[Records to use start]

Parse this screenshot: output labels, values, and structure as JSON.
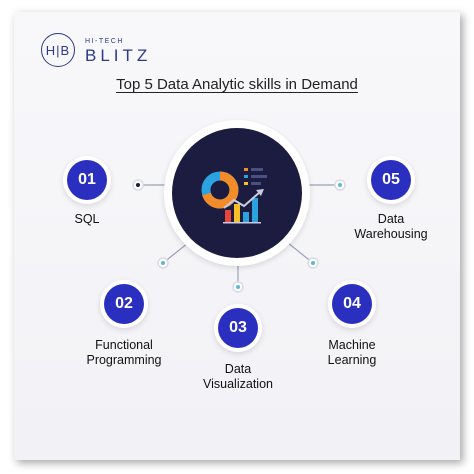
{
  "brand": {
    "monogram": "H|B",
    "small": "HI-TECH",
    "big": "BLITZ"
  },
  "title": "Top 5 Data Analytic skills in Demand",
  "skills": [
    {
      "number": "01",
      "lines": [
        "SQL"
      ]
    },
    {
      "number": "02",
      "lines": [
        "Functional",
        "Programming"
      ]
    },
    {
      "number": "03",
      "lines": [
        "Data",
        "Visualization"
      ]
    },
    {
      "number": "04",
      "lines": [
        "Machine",
        "Learning"
      ]
    },
    {
      "number": "05",
      "lines": [
        "Data",
        "Warehousing"
      ]
    }
  ],
  "colors": {
    "badge": "#2a2fbf",
    "hub": "#1b1c3f",
    "brand": "#2b3a8a",
    "donut_orange": "#f28c28",
    "donut_blue": "#2aa3e0",
    "bar_red": "#e8453c",
    "bar_yellow": "#f6c026",
    "bar_blue": "#2aa3e0"
  },
  "hub_icon": "analytics-dashboard-icon"
}
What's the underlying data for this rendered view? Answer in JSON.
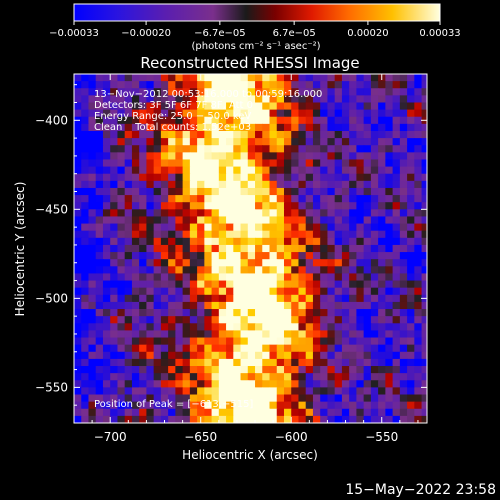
{
  "chart_data": {
    "type": "heatmap",
    "title": "Reconstructed RHESSI Image",
    "xlabel": "Heliocentric X (arcsec)",
    "ylabel": "Heliocentric Y (arcsec)",
    "xlim": [
      -720,
      -525
    ],
    "ylim": [
      -570,
      -374
    ],
    "xticks": [
      -700,
      -650,
      -600,
      -550
    ],
    "xtick_labels": [
      "−700",
      "−650",
      "−600",
      "−550"
    ],
    "yticks": [
      -400,
      -450,
      -500,
      -550
    ],
    "ytick_labels": [
      "−400",
      "−450",
      "−500",
      "−550"
    ],
    "colorbar": {
      "range": [
        -0.00033,
        0.00033
      ],
      "ticks": [
        -0.00033,
        -0.0002,
        -6.7e-05,
        6.7e-05,
        0.0002,
        0.00033
      ],
      "tick_labels": [
        "−0.00033",
        "−0.00020",
        "−6.7e−05",
        "6.7e−05",
        "0.00020",
        "0.00033"
      ],
      "unit_label": "(photons cm⁻² s⁻¹ asec⁻²)"
    },
    "annotations": {
      "time_range": "13−Nov−2012 00:53:16.000 to 00:59:16.000",
      "detectors": "Detectors: 3F 5F 6F 7F 8F, Att 0",
      "energy": "Energy Range: 25.0 − 50.0 keV",
      "clean": "Clean    Total counts: 1.52e+03",
      "peak": "Position of Peak = [−613,−515]"
    },
    "peak": [
      -613,
      -515
    ],
    "ridge": {
      "description_points_y": [
        -380,
        -420,
        -460,
        -500,
        -540
      ],
      "center_x": [
        -632,
        -640,
        -630,
        -615,
        -625
      ]
    },
    "colormap": [
      "#0000ff",
      "#3010d0",
      "#6020a8",
      "#7a2f8c",
      "#202020",
      "#b00000",
      "#ff3000",
      "#ff9000",
      "#ffd000",
      "#ffffe0"
    ]
  },
  "footer": {
    "timestamp": "15−May−2022 23:58"
  }
}
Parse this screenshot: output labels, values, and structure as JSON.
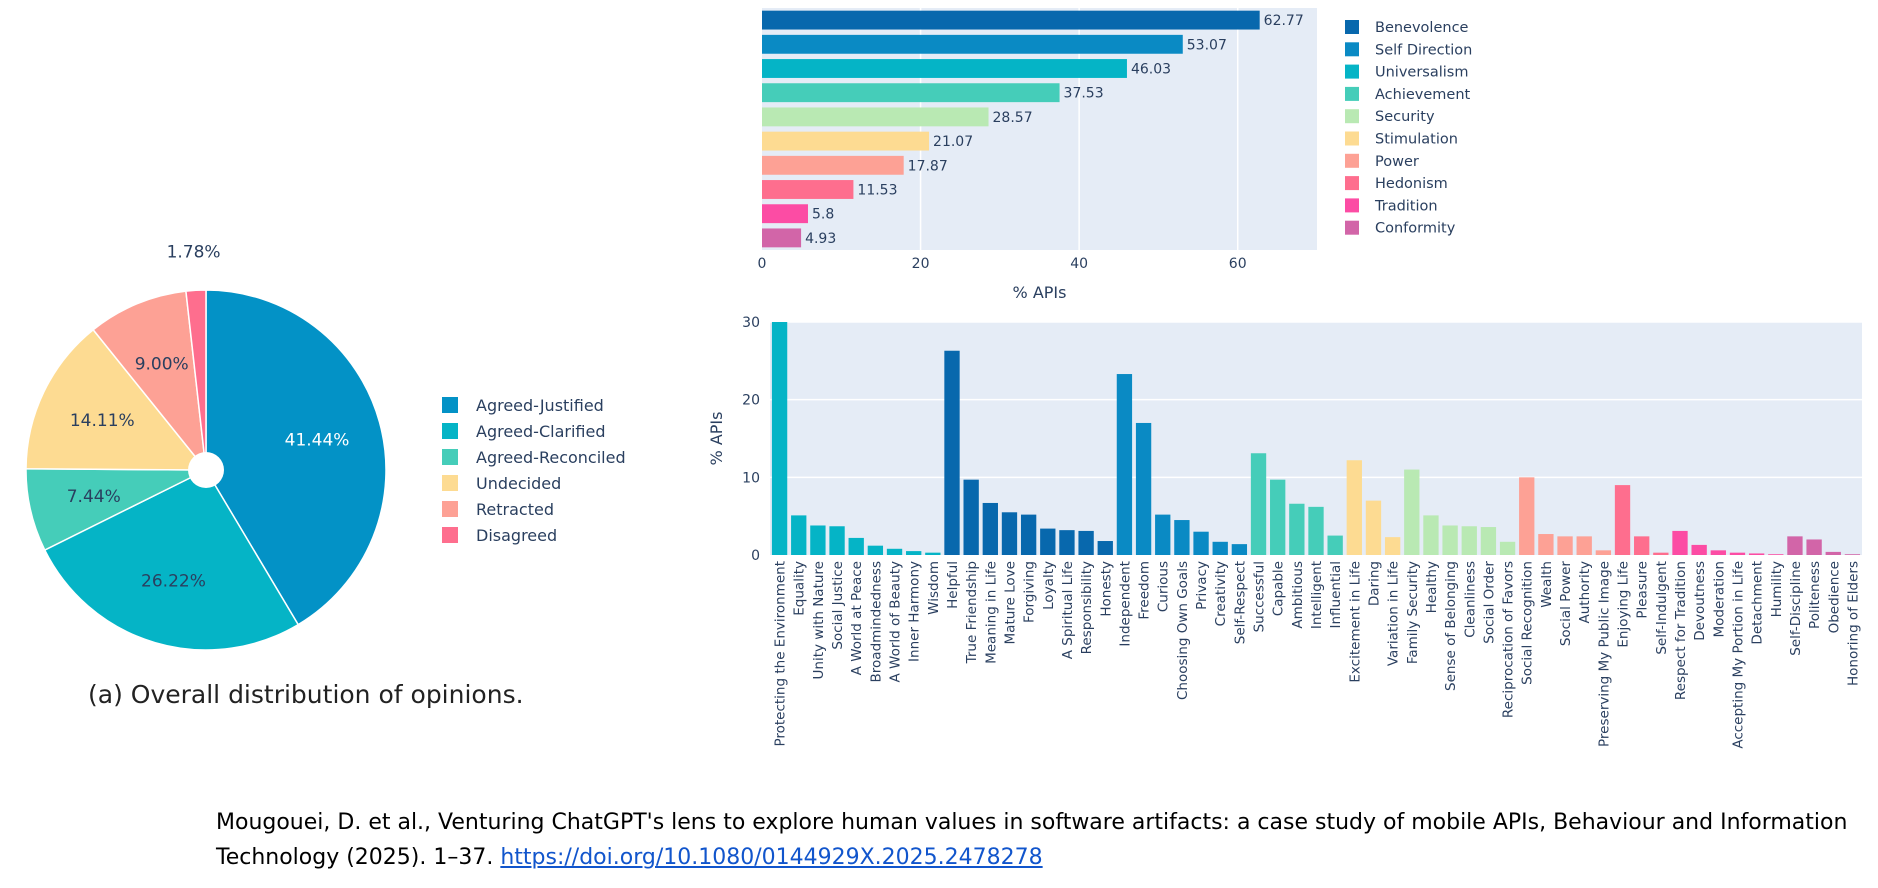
{
  "pie": {
    "caption": "(a) Overall distribution of opinions.",
    "slices": [
      {
        "label": "Agreed-Justified",
        "value": 41.44,
        "display": "41.44%",
        "color": "#0392c6"
      },
      {
        "label": "Agreed-Clarified",
        "value": 26.22,
        "display": "26.22%",
        "color": "#05b4c6"
      },
      {
        "label": "Agreed-Reconciled",
        "value": 7.44,
        "display": "7.44%",
        "color": "#45cdb9"
      },
      {
        "label": "Undecided",
        "value": 14.11,
        "display": "14.11%",
        "color": "#fddb92"
      },
      {
        "label": "Retracted",
        "value": 9.0,
        "display": "9.00%",
        "color": "#fda195"
      },
      {
        "label": "Disagreed",
        "value": 1.78,
        "display": "1.78%",
        "color": "#fe6e8e"
      }
    ]
  },
  "chart_data": [
    {
      "type": "bar",
      "orientation": "horizontal",
      "xlabel": "% APIs",
      "xlim": [
        0,
        70
      ],
      "xticks": [
        0,
        20,
        40,
        60
      ],
      "legend_position": "right",
      "categories": [
        "Benevolence",
        "Self Direction",
        "Universalism",
        "Achievement",
        "Security",
        "Stimulation",
        "Power",
        "Hedonism",
        "Tradition",
        "Conformity"
      ],
      "values": [
        62.77,
        53.07,
        46.03,
        37.53,
        28.57,
        21.07,
        17.87,
        11.53,
        5.8,
        4.93
      ],
      "labels": [
        "62.77",
        "53.07",
        "46.03",
        "37.53",
        "28.57",
        "21.07",
        "17.87",
        "11.53",
        "5.8",
        "4.93"
      ],
      "colors": [
        "#0868ad",
        "#0a8ac4",
        "#05b4c6",
        "#45cdb9",
        "#b9e9b3",
        "#fddb92",
        "#fda195",
        "#fe6e8e",
        "#fc4ca4",
        "#d265a8"
      ]
    },
    {
      "type": "bar",
      "ylabel": "% APIs",
      "ylim": [
        0,
        30
      ],
      "yticks": [
        0,
        10,
        20,
        30
      ],
      "groups": [
        {
          "value": "Universalism",
          "color": "#05b4c6",
          "items": [
            [
              "Protecting the Environment",
              30
            ],
            [
              "Equality",
              5.1
            ],
            [
              "Unity with Nature",
              3.8
            ],
            [
              "Social Justice",
              3.7
            ],
            [
              "A World at Peace",
              2.2
            ],
            [
              "Broadmindedness",
              1.2
            ],
            [
              "A World of Beauty",
              0.8
            ],
            [
              "Inner Harmony",
              0.5
            ],
            [
              "Wisdom",
              0.3
            ]
          ]
        },
        {
          "value": "Benevolence",
          "color": "#0868ad",
          "items": [
            [
              "Helpful",
              26.3
            ],
            [
              "True Friendship",
              9.7
            ],
            [
              "Meaning in Life",
              6.7
            ],
            [
              "Mature Love",
              5.5
            ],
            [
              "Forgiving",
              5.2
            ],
            [
              "Loyalty",
              3.4
            ],
            [
              "A Spiritual Life",
              3.2
            ],
            [
              "Responsibility",
              3.1
            ],
            [
              "Honesty",
              1.8
            ]
          ]
        },
        {
          "value": "Self Direction",
          "color": "#0a8ac4",
          "items": [
            [
              "Independent",
              23.3
            ],
            [
              "Freedom",
              17
            ],
            [
              "Curious",
              5.2
            ],
            [
              "Choosing Own Goals",
              4.5
            ],
            [
              "Privacy",
              3
            ],
            [
              "Creativity",
              1.7
            ],
            [
              "Self-Respect",
              1.4
            ]
          ]
        },
        {
          "value": "Achievement",
          "color": "#45cdb9",
          "items": [
            [
              "Successful",
              13.1
            ],
            [
              "Capable",
              9.7
            ],
            [
              "Ambitious",
              6.6
            ],
            [
              "Intelligent",
              6.2
            ],
            [
              "Influential",
              2.5
            ]
          ]
        },
        {
          "value": "Stimulation",
          "color": "#fddb92",
          "items": [
            [
              "Excitement in Life",
              12.2
            ],
            [
              "Daring",
              7
            ],
            [
              "Variation in Life",
              2.3
            ]
          ]
        },
        {
          "value": "Security",
          "color": "#b9e9b3",
          "items": [
            [
              "Family Security",
              11
            ],
            [
              "Healthy",
              5.1
            ],
            [
              "Sense of Belonging",
              3.8
            ],
            [
              "Cleanliness",
              3.7
            ],
            [
              "Social Order",
              3.6
            ],
            [
              "Reciprocation of Favors",
              1.7
            ]
          ]
        },
        {
          "value": "Power",
          "color": "#fda195",
          "items": [
            [
              "Social Recognition",
              10
            ],
            [
              "Wealth",
              2.7
            ],
            [
              "Social Power",
              2.4
            ],
            [
              "Authority",
              2.4
            ],
            [
              "Preserving My Public Image",
              0.6
            ]
          ]
        },
        {
          "value": "Hedonism",
          "color": "#fe6e8e",
          "items": [
            [
              "Enjoying Life",
              9
            ],
            [
              "Pleasure",
              2.4
            ],
            [
              "Self-Indulgent",
              0.3
            ]
          ]
        },
        {
          "value": "Tradition",
          "color": "#fc4ca4",
          "items": [
            [
              "Respect for Tradition",
              3.1
            ],
            [
              "Devoutness",
              1.3
            ],
            [
              "Moderation",
              0.6
            ],
            [
              "Accepting My Portion in Life",
              0.3
            ],
            [
              "Detachment",
              0.2
            ],
            [
              "Humility",
              0.1
            ]
          ]
        },
        {
          "value": "Conformity",
          "color": "#d265a8",
          "items": [
            [
              "Self-Discipline",
              2.4
            ],
            [
              "Politeness",
              2
            ],
            [
              "Obedience",
              0.4
            ],
            [
              "Honoring of Elders",
              0.1
            ]
          ]
        }
      ]
    }
  ],
  "citation": {
    "text": "Mougouei, D. et al., Venturing ChatGPT's lens to explore human values in software artifacts: a case study of mobile APIs, Behaviour and Information Technology (2025). 1–37. ",
    "link": "https://doi.org/10.1080/0144929X.2025.2478278"
  }
}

[Records to use end]

Directions for this task: Only lines with "skills" are wanted here; list each of them.

Finished answer:
  "title": "Top 5 Data Analytic skills in Demand",
  "skills": [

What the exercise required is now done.